Data to process:

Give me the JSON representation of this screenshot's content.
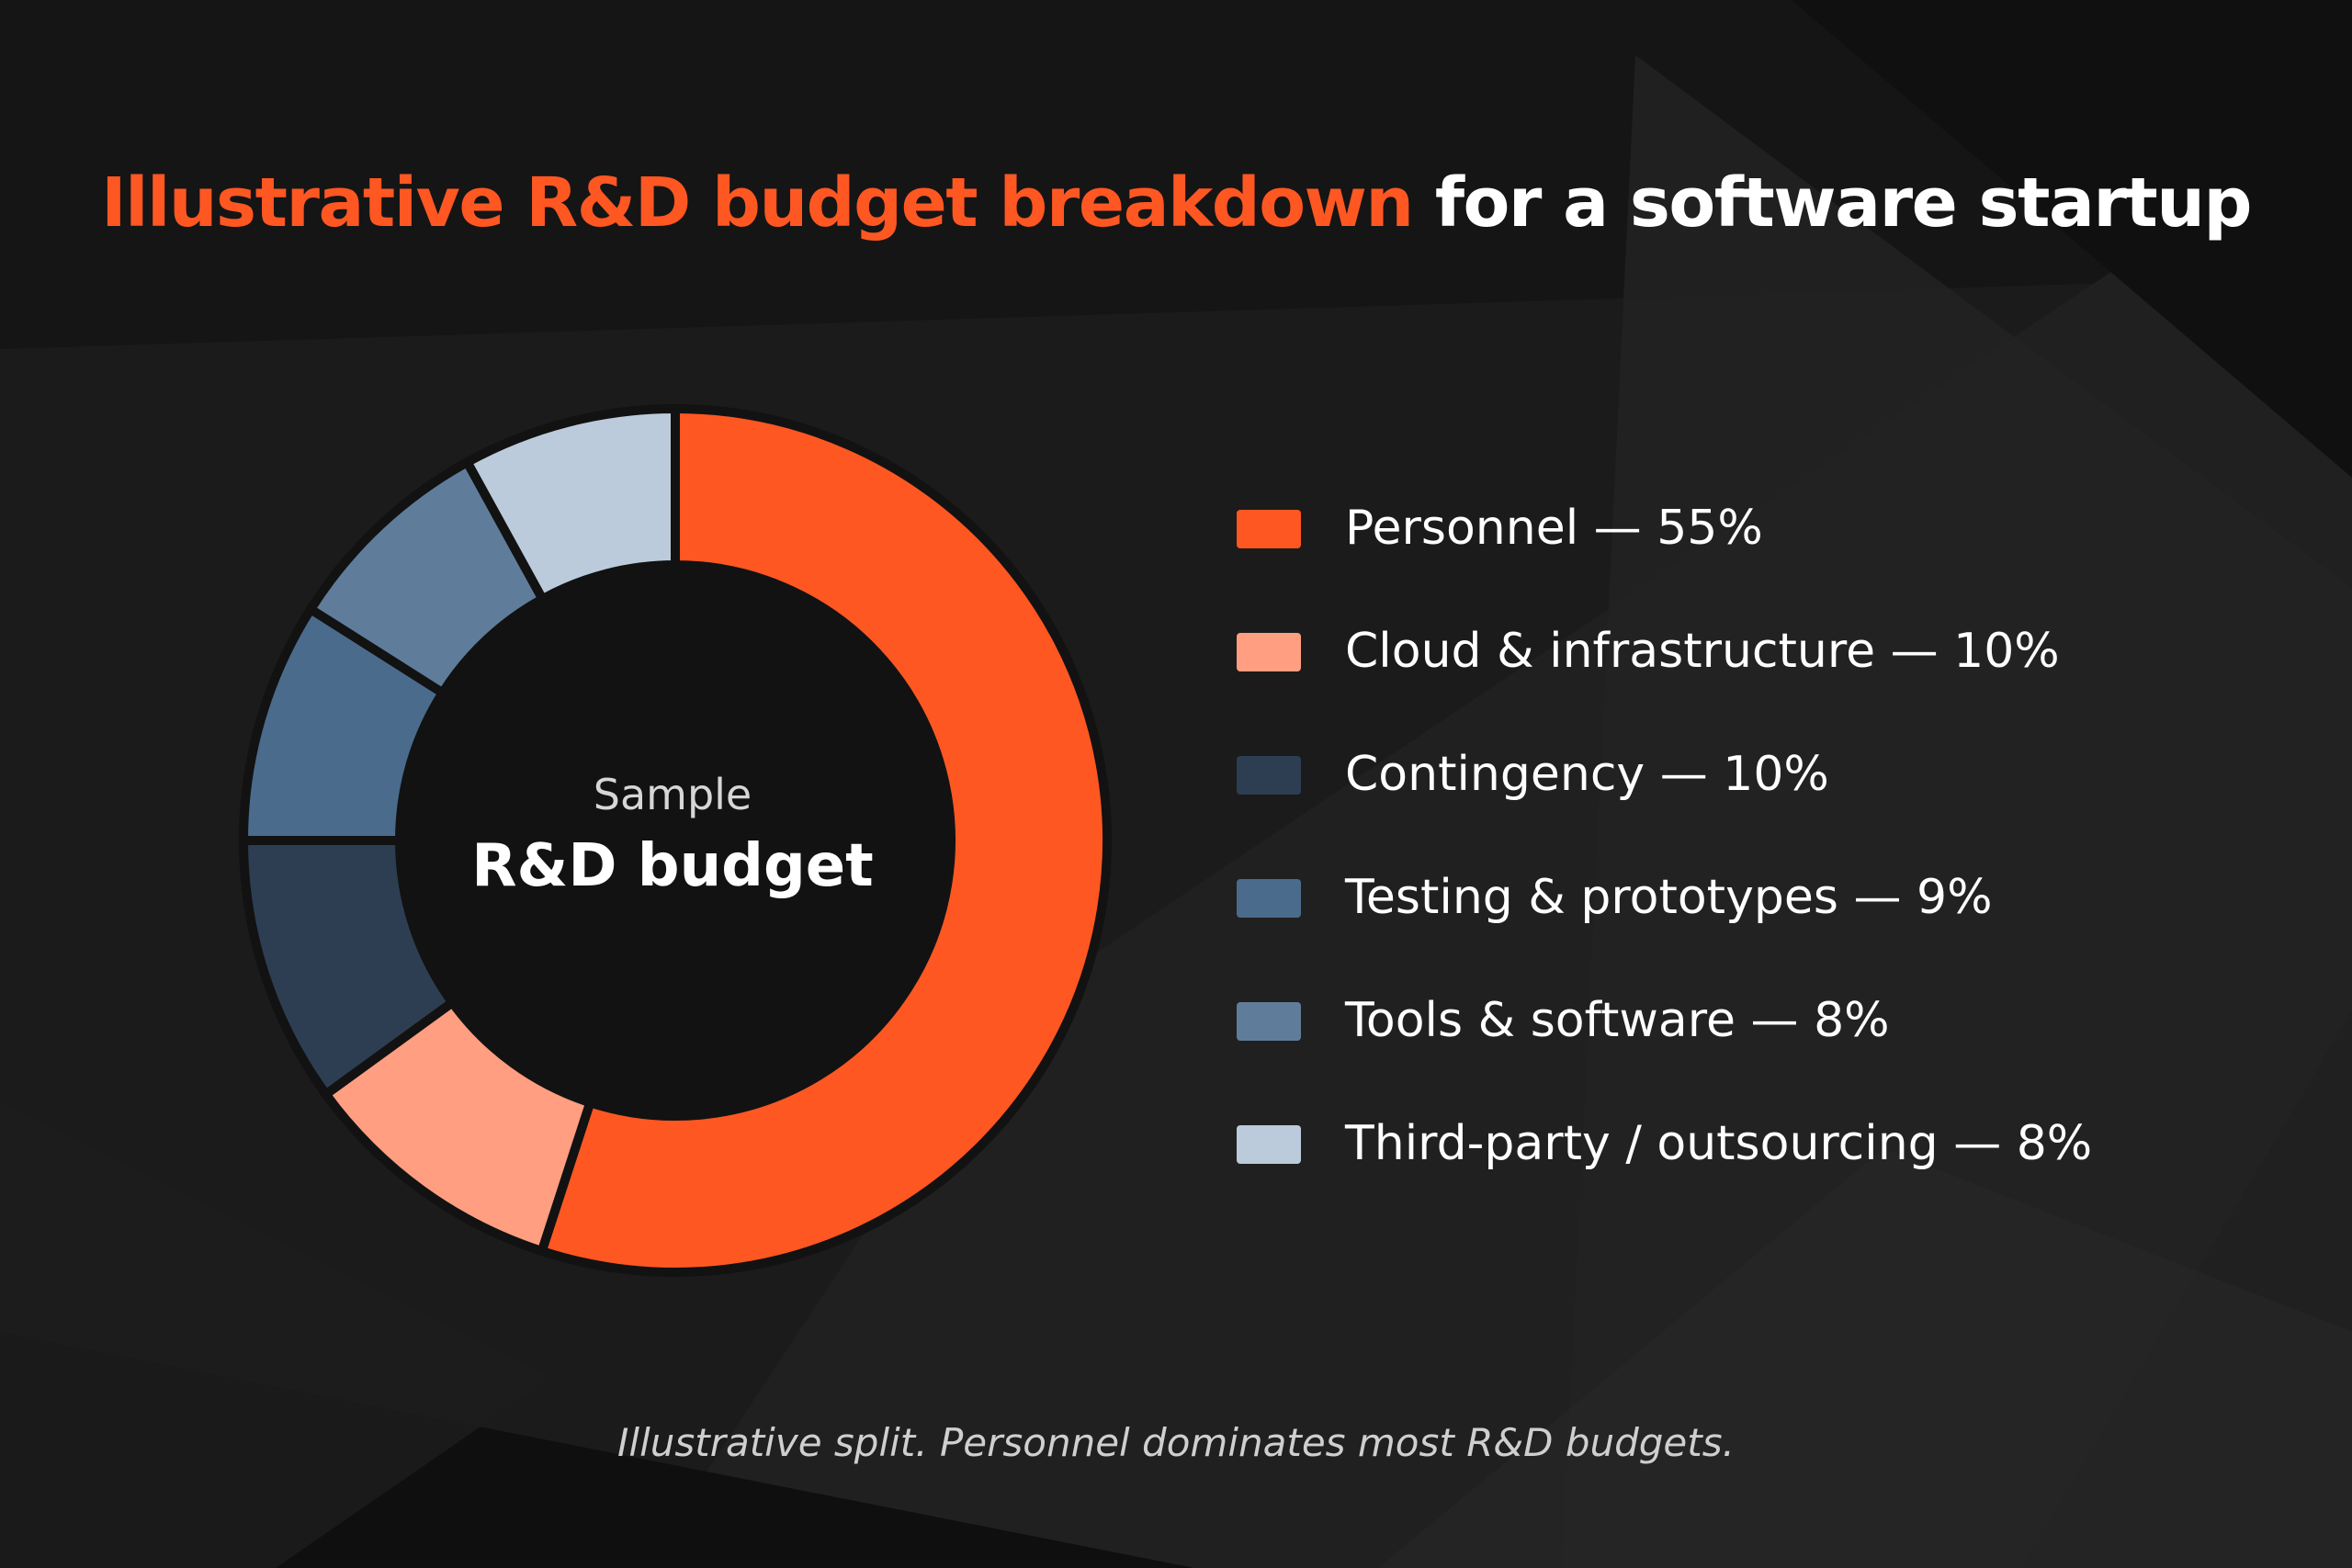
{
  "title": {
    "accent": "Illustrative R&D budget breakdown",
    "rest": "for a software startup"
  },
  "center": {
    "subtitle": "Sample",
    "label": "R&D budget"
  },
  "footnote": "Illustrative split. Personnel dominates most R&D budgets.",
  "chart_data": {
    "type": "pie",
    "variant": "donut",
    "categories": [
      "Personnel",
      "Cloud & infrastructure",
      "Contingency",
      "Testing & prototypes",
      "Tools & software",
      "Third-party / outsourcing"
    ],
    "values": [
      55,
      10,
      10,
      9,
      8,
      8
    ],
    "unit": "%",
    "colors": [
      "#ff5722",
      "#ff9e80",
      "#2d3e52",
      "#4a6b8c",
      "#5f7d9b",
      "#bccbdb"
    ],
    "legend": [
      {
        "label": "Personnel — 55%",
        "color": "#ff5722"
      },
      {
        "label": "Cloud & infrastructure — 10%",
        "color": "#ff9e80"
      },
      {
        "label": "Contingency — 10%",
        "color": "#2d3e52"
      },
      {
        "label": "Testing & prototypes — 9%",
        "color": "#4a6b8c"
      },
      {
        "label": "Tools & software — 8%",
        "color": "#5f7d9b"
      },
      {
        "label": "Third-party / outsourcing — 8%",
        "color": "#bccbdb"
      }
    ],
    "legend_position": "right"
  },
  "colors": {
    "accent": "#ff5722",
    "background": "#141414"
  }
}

Problem description: Can you retype every record above exactly, leaving out the pictures?

In response:
Give me the JSON representation of this screenshot's content.
{
  "title": {
    "accent": "Illustrative R&D budget breakdown",
    "rest": "for a software startup"
  },
  "center": {
    "subtitle": "Sample",
    "label": "R&D budget"
  },
  "footnote": "Illustrative split. Personnel dominates most R&D budgets.",
  "chart_data": {
    "type": "pie",
    "variant": "donut",
    "categories": [
      "Personnel",
      "Cloud & infrastructure",
      "Contingency",
      "Testing & prototypes",
      "Tools & software",
      "Third-party / outsourcing"
    ],
    "values": [
      55,
      10,
      10,
      9,
      8,
      8
    ],
    "unit": "%",
    "colors": [
      "#ff5722",
      "#ff9e80",
      "#2d3e52",
      "#4a6b8c",
      "#5f7d9b",
      "#bccbdb"
    ],
    "legend": [
      {
        "label": "Personnel — 55%",
        "color": "#ff5722"
      },
      {
        "label": "Cloud & infrastructure — 10%",
        "color": "#ff9e80"
      },
      {
        "label": "Contingency — 10%",
        "color": "#2d3e52"
      },
      {
        "label": "Testing & prototypes — 9%",
        "color": "#4a6b8c"
      },
      {
        "label": "Tools & software — 8%",
        "color": "#5f7d9b"
      },
      {
        "label": "Third-party / outsourcing — 8%",
        "color": "#bccbdb"
      }
    ],
    "legend_position": "right"
  },
  "colors": {
    "accent": "#ff5722",
    "background": "#141414"
  }
}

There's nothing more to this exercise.